__Directions for this task__. Transcribe every entry below word for word, but skip the pictures.

start

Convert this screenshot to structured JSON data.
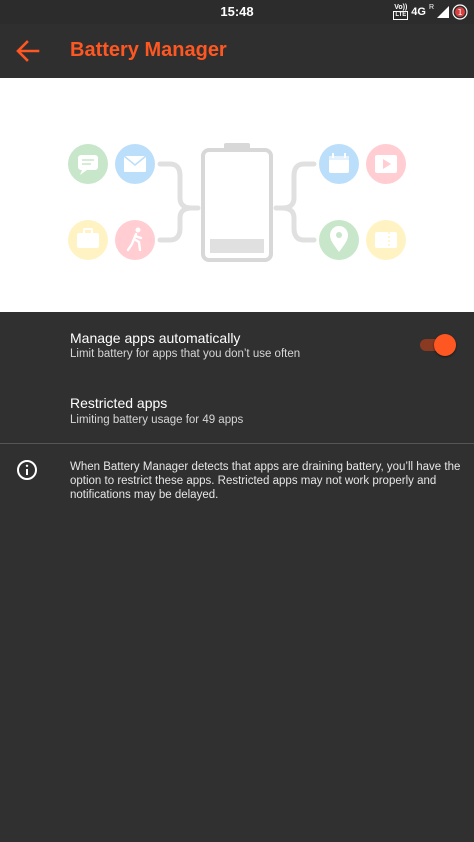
{
  "status_bar": {
    "time": "15:48",
    "volte_top": "Vo))",
    "volte_bottom": "LTE",
    "network": "4G",
    "roaming": "R",
    "notification_badge": "1"
  },
  "app_bar": {
    "title": "Battery Manager",
    "back_icon": "arrow-back-icon"
  },
  "hero": {
    "left_icons": [
      "message-icon",
      "email-icon",
      "briefcase-icon",
      "running-icon"
    ],
    "right_icons": [
      "calendar-icon",
      "play-icon",
      "map-pin-icon",
      "ticket-icon"
    ]
  },
  "settings": {
    "manage_apps": {
      "title": "Manage apps automatically",
      "subtitle": "Limit battery for apps that you don’t use often",
      "enabled": true
    },
    "restricted_apps": {
      "title": "Restricted apps",
      "subtitle": "Limiting battery usage for 49 apps"
    }
  },
  "info": {
    "text": "When Battery Manager detects that apps are draining battery, you’ll have the option to restrict these apps. Restricted apps may not work properly and notifications may be delayed."
  },
  "colors": {
    "accent": "#ff5722",
    "background": "#303030",
    "hero_bg": "#ffffff",
    "green_tint": "#c8e6c9",
    "blue_tint": "#bbdefb",
    "yellow_tint": "#fff3c4",
    "red_tint": "#ffcdd2"
  }
}
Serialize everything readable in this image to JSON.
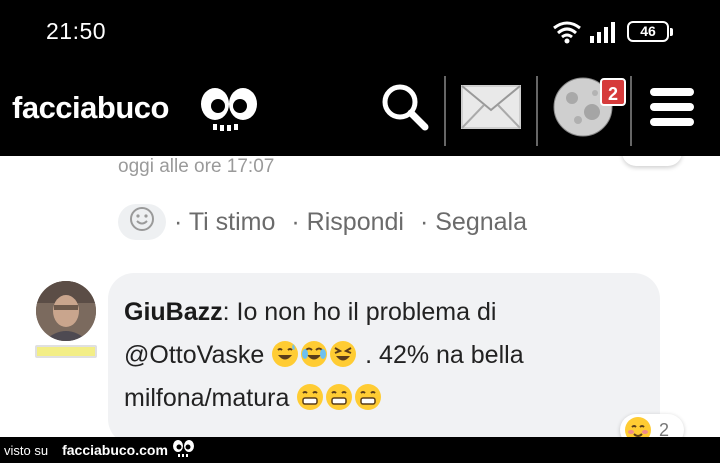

end

__Output for this task__.
Convert this screenshot to structured JSON data.
{
  "status_bar": {
    "time": "15:48",
    "volte_top": "Vo))",
    "volte_bottom": "LTE",
    "network": "4G",
    "roaming": "R",
    "notification_badge": "1"
  },
  "app_bar": {
    "title": "Battery Manager",
    "back_icon": "arrow-back-icon"
  },
  "hero": {
    "left_icons": [
      "message-icon",
      "email-icon",
      "briefcase-icon",
      "running-icon"
    ],
    "right_icons": [
      "calendar-icon",
      "play-icon",
      "map-pin-icon",
      "ticket-icon"
    ]
  },
  "settings": {
    "manage_apps": {
      "title": "Manage apps automatically",
      "subtitle": "Limit battery for apps that you don’t use often",
      "enabled": true
    },
    "restricted_apps": {
      "title": "Restricted apps",
      "subtitle": "Limiting battery usage for 49 apps"
    }
  },
  "info": {
    "text": "When Battery Manager detects that apps are draining battery, you’ll have the option to restrict these apps. Restricted apps may not work properly and notifications may be delayed."
  },
  "colors": {
    "accent": "#ff5722",
    "background": "#303030",
    "hero_bg": "#ffffff",
    "green_tint": "#c8e6c9",
    "blue_tint": "#bbdefb",
    "yellow_tint": "#fff3c4",
    "red_tint": "#ffcdd2"
  }
}
Serialize everything readable in this image to JSON.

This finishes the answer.